Excerpt:
_ _ _ _ _ _ _

Unemployment lingo (UNCLASSIFIED)

Mark Mandel thnidu at GMAIL.COM
Mon Mar 9 16:56:13 UTC 2009


FWIW, I think of "can" (meaning "fire [smn]") as derived purely from
"trash can"/"garbage can", as in "Can it!" = "Shut up!", and when I
first heard "shitcan" v. I took it as an angry intensive form. Does
Cassell's give a reason for their etymology?

Mark Mandel



On Mon, Mar 9, 2009 at 12:30 PM, Benjamin Zimmer
<bgzimmer at babel.ling.upenn.edu> wrote:
> On Mon, Mar 9, 2009 at 12:14 PM, Wilson Gray <hwgray at gmail.com> wrote:
>>
>> FWIW, when I waas in the Arny fifty years ago, any trashcan that
>> wasn't used for the disposal of left-over food - a "garbage can" - was
>> called a "shitcan." Throwing something away was referred to as
>> "shitcanning" it.

_ _ _ _ _ _ _

(Element placement data)
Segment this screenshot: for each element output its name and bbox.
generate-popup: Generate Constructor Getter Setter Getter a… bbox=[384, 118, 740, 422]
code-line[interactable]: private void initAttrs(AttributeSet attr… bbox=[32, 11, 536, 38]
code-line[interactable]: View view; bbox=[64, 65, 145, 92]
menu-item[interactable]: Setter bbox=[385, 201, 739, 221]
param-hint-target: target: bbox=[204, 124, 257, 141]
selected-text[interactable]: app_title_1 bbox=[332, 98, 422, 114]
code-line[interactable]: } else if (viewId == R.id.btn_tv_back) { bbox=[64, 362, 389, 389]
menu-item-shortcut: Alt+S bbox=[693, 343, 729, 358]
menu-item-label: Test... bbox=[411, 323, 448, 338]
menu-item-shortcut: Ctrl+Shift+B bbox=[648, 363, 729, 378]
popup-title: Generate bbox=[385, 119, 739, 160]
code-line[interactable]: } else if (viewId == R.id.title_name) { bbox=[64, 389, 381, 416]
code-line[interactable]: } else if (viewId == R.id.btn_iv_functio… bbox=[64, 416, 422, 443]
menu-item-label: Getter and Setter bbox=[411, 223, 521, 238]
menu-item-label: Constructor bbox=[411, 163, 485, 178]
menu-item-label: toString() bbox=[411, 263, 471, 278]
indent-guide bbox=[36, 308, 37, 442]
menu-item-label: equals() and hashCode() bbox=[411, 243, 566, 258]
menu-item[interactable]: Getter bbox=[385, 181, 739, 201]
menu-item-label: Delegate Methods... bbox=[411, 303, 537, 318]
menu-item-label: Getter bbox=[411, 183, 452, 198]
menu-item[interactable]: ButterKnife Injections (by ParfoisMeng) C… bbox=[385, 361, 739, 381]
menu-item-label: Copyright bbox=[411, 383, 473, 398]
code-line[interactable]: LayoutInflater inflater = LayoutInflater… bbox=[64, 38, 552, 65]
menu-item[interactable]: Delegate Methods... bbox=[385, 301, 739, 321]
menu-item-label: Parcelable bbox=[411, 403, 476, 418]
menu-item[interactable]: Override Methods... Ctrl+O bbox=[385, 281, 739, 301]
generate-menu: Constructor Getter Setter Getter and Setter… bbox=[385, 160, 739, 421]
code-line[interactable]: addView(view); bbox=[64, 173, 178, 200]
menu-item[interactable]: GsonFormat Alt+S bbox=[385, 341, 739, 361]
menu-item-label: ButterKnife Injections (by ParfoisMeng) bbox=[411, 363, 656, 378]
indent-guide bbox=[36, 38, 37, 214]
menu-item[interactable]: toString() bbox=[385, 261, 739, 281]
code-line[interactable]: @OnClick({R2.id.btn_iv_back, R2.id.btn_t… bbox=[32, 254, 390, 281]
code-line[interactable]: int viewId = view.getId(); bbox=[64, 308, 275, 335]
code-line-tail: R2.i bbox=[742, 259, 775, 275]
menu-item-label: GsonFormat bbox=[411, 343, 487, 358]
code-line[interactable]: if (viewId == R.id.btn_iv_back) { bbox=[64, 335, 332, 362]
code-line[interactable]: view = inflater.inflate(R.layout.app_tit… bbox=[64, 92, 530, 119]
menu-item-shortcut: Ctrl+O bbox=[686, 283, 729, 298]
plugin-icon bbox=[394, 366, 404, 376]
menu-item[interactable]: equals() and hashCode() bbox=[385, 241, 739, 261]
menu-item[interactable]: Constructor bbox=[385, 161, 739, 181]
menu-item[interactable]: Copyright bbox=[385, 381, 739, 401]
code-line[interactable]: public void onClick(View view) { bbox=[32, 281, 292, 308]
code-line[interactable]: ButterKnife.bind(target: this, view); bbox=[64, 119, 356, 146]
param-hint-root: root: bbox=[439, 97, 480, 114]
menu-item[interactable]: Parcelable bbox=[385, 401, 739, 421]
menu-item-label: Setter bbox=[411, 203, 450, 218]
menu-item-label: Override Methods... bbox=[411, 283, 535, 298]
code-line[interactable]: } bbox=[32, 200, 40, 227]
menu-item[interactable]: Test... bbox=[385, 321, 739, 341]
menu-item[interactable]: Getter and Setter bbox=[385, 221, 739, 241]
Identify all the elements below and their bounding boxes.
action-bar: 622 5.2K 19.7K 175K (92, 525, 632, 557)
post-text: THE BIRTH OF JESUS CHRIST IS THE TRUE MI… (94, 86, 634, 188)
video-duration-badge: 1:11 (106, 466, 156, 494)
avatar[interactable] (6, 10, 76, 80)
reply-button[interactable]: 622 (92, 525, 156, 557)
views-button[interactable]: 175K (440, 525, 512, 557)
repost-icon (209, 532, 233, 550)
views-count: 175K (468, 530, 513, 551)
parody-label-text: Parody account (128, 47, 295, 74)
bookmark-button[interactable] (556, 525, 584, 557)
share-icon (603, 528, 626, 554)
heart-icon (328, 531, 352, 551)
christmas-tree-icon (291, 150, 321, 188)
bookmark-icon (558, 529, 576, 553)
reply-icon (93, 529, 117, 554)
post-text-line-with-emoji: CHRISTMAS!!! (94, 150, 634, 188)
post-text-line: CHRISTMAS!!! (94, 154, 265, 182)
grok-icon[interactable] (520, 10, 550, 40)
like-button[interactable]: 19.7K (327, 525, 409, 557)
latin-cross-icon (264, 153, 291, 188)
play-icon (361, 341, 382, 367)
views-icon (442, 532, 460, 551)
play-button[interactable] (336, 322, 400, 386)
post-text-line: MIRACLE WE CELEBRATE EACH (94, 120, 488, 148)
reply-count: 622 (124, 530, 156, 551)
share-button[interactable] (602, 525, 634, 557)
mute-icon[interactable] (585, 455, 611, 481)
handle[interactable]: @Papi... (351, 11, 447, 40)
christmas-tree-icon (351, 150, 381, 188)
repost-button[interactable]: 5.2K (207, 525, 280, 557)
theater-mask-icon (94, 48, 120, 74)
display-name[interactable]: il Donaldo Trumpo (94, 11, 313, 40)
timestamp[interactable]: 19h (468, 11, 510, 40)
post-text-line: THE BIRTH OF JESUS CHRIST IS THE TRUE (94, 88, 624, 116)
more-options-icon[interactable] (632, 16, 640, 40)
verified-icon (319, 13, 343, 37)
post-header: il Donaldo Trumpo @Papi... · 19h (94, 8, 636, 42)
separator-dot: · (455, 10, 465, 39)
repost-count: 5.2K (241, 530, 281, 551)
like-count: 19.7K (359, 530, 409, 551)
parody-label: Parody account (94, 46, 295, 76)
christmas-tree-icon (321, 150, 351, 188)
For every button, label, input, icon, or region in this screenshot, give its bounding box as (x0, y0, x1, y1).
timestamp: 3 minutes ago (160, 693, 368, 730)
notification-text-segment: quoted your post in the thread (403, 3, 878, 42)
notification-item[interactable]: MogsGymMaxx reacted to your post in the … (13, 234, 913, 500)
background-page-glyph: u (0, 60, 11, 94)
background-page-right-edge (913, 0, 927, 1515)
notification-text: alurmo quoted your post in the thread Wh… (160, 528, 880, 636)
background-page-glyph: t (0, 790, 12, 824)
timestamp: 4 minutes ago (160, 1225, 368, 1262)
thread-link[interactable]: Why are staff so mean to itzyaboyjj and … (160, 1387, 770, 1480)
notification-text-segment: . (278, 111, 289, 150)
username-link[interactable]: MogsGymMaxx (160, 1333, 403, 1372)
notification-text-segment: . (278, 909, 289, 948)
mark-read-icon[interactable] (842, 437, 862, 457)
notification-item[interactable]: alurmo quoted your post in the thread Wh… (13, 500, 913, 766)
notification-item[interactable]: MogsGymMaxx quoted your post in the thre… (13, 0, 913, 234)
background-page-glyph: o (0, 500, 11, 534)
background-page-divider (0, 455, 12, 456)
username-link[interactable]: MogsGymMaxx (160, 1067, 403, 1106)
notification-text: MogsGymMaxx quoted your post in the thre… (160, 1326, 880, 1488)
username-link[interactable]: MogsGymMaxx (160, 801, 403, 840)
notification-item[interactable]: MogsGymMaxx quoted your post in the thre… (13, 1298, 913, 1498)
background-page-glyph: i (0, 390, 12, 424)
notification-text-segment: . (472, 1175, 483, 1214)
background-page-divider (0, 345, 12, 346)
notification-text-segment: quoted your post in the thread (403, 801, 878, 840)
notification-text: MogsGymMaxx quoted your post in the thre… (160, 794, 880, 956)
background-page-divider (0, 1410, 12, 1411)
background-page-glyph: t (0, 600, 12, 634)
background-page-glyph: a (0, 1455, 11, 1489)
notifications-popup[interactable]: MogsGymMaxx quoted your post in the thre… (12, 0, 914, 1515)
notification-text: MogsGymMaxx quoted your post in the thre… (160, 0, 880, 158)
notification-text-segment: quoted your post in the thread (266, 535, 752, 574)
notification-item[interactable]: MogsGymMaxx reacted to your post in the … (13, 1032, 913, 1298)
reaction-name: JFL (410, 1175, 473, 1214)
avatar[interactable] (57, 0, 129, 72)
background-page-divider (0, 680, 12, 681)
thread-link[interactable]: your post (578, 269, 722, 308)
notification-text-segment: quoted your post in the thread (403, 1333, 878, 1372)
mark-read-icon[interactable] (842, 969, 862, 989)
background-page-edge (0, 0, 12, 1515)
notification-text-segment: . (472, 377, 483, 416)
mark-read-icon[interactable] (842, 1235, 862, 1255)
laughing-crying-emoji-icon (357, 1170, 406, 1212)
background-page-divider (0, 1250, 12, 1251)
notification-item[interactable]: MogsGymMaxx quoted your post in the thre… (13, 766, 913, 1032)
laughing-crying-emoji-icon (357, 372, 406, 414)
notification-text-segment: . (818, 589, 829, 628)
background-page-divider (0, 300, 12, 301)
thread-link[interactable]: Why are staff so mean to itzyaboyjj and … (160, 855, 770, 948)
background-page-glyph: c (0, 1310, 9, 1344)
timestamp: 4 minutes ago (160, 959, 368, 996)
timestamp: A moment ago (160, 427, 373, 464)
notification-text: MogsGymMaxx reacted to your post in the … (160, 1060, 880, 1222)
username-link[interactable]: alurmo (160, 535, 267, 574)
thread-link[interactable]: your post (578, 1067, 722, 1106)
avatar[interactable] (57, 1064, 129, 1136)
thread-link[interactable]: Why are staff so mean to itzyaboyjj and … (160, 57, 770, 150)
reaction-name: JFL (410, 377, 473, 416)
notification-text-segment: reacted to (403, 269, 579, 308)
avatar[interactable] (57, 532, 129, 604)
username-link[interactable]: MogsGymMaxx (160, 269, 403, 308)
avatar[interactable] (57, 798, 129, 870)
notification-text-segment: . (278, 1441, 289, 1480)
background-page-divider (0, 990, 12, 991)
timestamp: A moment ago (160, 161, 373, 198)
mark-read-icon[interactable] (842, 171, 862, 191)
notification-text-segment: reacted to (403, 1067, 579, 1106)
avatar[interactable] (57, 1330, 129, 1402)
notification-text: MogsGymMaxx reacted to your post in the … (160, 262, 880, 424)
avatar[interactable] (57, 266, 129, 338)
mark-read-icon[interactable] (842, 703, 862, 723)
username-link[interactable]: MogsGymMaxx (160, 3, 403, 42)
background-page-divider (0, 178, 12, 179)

_ _ _ _ _ _ _

Set of tasks:
A. Print the full mailing-list post about the word "shitcan" verbatim, from its first line to its last.
B. Output the entries verbatim, starting at their first line and stopping after the line that contains "code-line[interactable]: private void". Include both of those lines and nothing else.
The mailing-list post and the entries are unrelated material.

Final results:
A.
Unemployment lingo (UNCLASSIFIED)

Mark Mandel thnidu at GMAIL.COM
Mon Mar 9 16:56:13 UTC 2009


FWIW, I think of "can" (meaning "fire [smn]") as derived purely from
"trash can"/"garbage can", as in "Can it!" = "Shut up!", and when I
first heard "shitcan" v. I took it as an angry intensive form. Does
Cassell's give a reason for their etymology?

Mark Mandel



On Mon, Mar 9, 2009 at 12:30 PM, Benjamin Zimmer
<bgzimmer at babel.ling.upenn.edu> wrote:
> On Mon, Mar 9, 2009 at 12:14 PM, Wilson Gray <hwgray at gmail.com> wrote:
>>
>> FWIW, when I waas in the Arny fifty years ago, any trashcan that
>> wasn't used for the disposal of left-over food - a "garbage can" - was
>> called a "shitcan." Throwing something away was referred to as
>> "shitcanning" it.

B.
Segment this screenshot: for each element output its name and bbox.
generate-popup: Generate Constructor Getter Setter Getter a… bbox=[384, 118, 740, 422]
code-line[interactable]: private void initAttrs(AttributeSet attr… bbox=[32, 11, 536, 38]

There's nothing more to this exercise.